» **Data entries for graphics**
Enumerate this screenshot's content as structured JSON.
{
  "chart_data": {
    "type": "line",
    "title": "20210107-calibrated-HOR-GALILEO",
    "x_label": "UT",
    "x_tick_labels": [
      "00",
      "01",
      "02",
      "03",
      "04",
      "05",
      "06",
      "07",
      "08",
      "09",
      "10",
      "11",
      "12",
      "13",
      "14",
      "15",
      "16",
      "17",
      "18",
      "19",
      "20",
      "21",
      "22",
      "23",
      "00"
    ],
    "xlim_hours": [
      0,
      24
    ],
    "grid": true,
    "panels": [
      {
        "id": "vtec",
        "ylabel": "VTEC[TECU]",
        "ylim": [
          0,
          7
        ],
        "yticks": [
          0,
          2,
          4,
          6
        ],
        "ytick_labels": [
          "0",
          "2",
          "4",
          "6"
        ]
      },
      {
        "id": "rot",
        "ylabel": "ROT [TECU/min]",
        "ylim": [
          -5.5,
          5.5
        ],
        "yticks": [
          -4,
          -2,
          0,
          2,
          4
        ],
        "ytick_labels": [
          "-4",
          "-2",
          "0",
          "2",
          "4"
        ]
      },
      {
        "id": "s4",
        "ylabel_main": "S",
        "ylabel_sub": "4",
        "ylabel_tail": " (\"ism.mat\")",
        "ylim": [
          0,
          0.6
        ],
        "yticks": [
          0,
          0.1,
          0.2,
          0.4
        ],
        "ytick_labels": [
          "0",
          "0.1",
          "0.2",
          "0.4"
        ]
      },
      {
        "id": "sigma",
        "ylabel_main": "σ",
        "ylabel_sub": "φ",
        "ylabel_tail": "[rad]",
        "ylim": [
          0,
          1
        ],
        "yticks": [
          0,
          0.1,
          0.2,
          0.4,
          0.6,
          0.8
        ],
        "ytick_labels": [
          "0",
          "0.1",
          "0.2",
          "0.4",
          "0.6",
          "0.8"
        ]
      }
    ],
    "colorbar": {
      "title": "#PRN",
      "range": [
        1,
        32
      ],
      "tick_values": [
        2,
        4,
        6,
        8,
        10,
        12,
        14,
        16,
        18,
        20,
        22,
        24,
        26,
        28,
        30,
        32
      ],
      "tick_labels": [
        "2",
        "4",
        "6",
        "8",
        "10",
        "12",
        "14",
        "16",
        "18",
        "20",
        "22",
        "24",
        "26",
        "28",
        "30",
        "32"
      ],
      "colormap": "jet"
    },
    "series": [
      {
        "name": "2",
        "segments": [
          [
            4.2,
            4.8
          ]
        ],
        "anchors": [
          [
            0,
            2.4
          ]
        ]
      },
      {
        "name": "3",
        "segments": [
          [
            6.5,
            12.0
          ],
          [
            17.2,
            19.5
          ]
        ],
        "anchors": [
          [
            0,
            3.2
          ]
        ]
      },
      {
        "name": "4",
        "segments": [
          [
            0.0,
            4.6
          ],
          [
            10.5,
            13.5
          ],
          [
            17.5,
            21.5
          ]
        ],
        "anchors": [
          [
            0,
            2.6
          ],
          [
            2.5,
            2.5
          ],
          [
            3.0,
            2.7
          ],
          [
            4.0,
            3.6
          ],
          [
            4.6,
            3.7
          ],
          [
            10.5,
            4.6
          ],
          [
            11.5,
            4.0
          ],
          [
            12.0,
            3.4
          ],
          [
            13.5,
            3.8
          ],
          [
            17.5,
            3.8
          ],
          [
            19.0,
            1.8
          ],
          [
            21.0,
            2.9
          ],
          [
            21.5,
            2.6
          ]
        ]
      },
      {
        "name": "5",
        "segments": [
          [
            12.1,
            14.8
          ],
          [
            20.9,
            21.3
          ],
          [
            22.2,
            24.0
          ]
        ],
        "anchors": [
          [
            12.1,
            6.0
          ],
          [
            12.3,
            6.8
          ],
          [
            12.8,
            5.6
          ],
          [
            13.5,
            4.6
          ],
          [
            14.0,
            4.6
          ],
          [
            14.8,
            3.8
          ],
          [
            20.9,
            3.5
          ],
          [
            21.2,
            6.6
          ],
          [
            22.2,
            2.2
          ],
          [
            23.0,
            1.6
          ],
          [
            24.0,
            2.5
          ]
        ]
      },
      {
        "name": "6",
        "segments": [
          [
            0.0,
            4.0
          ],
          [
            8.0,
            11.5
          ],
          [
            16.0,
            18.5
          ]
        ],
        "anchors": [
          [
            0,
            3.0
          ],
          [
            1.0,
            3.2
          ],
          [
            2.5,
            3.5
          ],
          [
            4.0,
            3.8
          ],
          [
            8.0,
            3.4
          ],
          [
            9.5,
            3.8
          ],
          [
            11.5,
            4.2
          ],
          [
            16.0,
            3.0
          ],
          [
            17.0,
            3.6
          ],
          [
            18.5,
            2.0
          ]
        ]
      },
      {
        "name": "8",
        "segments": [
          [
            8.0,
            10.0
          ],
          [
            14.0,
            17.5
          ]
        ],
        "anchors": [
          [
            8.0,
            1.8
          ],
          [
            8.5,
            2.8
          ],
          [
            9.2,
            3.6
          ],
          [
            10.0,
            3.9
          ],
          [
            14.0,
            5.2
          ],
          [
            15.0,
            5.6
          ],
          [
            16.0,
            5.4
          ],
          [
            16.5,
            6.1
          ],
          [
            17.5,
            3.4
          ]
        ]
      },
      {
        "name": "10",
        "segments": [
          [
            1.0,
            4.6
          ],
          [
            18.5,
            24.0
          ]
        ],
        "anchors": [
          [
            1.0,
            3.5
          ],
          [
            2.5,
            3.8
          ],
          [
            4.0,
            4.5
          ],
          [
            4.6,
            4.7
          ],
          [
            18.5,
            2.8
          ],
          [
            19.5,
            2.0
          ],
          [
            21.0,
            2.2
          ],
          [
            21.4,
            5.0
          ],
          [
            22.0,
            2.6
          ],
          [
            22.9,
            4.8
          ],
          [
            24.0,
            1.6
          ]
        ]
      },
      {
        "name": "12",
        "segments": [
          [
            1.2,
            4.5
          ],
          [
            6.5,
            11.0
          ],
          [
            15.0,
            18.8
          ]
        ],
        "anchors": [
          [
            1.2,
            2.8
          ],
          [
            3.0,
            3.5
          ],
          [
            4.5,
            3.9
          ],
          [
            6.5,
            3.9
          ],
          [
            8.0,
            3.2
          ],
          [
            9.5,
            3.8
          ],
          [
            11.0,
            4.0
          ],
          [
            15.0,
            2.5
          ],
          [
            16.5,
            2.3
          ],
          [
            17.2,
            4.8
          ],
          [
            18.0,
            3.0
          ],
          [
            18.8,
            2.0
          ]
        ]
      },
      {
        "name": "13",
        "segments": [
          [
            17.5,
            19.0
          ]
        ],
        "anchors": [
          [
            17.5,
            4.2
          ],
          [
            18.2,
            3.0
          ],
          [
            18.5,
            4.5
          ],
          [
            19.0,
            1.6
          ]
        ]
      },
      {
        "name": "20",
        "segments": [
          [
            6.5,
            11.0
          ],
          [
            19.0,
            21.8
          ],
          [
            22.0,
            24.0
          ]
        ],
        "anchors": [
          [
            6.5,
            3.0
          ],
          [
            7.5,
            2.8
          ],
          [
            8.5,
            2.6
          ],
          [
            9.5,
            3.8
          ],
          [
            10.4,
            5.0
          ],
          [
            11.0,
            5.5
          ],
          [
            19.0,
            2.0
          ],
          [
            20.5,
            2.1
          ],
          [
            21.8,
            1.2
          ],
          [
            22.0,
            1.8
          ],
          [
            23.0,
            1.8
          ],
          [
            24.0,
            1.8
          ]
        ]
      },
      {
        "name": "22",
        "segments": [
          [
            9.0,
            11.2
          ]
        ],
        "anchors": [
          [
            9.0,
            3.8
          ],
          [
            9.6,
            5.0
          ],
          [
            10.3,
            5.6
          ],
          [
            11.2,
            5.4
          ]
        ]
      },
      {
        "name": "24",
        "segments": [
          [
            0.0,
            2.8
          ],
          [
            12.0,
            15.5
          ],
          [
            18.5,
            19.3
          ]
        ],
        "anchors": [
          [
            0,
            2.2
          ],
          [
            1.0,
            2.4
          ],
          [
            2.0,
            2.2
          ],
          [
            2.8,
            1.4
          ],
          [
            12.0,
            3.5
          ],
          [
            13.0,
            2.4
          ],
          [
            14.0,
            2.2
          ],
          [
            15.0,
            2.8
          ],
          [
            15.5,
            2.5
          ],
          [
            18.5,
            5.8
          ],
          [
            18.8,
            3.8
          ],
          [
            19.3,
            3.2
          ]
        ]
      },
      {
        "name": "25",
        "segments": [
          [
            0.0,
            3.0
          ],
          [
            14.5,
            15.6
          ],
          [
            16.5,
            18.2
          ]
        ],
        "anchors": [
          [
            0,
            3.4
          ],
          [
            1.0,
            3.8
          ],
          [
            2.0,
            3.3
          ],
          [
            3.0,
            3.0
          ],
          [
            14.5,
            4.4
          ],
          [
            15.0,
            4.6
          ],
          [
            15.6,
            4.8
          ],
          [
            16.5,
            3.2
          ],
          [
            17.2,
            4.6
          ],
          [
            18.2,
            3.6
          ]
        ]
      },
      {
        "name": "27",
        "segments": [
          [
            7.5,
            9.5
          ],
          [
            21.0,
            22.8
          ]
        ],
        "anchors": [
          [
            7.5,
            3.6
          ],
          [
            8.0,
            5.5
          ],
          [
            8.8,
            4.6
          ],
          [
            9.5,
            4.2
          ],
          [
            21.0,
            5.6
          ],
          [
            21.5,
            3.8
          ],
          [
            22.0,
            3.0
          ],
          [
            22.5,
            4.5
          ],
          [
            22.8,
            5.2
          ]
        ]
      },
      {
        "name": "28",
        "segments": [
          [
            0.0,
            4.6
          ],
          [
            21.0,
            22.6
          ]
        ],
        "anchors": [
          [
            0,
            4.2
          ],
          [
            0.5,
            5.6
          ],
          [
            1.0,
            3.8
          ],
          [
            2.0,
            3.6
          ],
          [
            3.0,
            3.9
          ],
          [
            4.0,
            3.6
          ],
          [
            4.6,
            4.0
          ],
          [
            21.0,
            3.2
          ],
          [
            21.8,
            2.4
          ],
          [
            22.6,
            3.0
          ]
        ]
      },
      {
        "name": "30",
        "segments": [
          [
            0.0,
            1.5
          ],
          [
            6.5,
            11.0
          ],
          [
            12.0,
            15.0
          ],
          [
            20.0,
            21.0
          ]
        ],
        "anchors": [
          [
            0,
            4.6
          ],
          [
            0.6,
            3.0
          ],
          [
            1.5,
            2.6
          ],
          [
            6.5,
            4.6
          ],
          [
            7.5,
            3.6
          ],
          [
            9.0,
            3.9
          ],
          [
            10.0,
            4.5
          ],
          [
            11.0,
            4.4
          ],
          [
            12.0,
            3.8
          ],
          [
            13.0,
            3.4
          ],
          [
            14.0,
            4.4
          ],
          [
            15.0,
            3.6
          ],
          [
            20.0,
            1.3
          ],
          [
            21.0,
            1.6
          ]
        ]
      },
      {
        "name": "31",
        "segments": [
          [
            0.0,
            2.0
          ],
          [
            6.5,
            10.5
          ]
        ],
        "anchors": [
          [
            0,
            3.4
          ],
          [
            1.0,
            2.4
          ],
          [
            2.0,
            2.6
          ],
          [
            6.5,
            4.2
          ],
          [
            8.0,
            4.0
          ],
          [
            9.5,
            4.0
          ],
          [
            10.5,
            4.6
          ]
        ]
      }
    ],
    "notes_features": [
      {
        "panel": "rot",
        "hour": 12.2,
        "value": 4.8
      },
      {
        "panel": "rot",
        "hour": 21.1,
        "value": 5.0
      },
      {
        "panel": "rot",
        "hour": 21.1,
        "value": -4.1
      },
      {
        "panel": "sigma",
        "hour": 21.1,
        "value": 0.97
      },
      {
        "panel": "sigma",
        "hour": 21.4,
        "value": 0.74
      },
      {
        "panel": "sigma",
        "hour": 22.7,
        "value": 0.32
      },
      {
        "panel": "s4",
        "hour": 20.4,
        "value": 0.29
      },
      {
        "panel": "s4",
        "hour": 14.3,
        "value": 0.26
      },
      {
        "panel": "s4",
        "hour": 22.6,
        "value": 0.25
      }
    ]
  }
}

» **STATED GOAL**
Copy out every line of the listing that includes the string "title".

» **RESULT**
    "title": "20210107-calibrated-HOR-GALILEO",
      "title": "#PRN",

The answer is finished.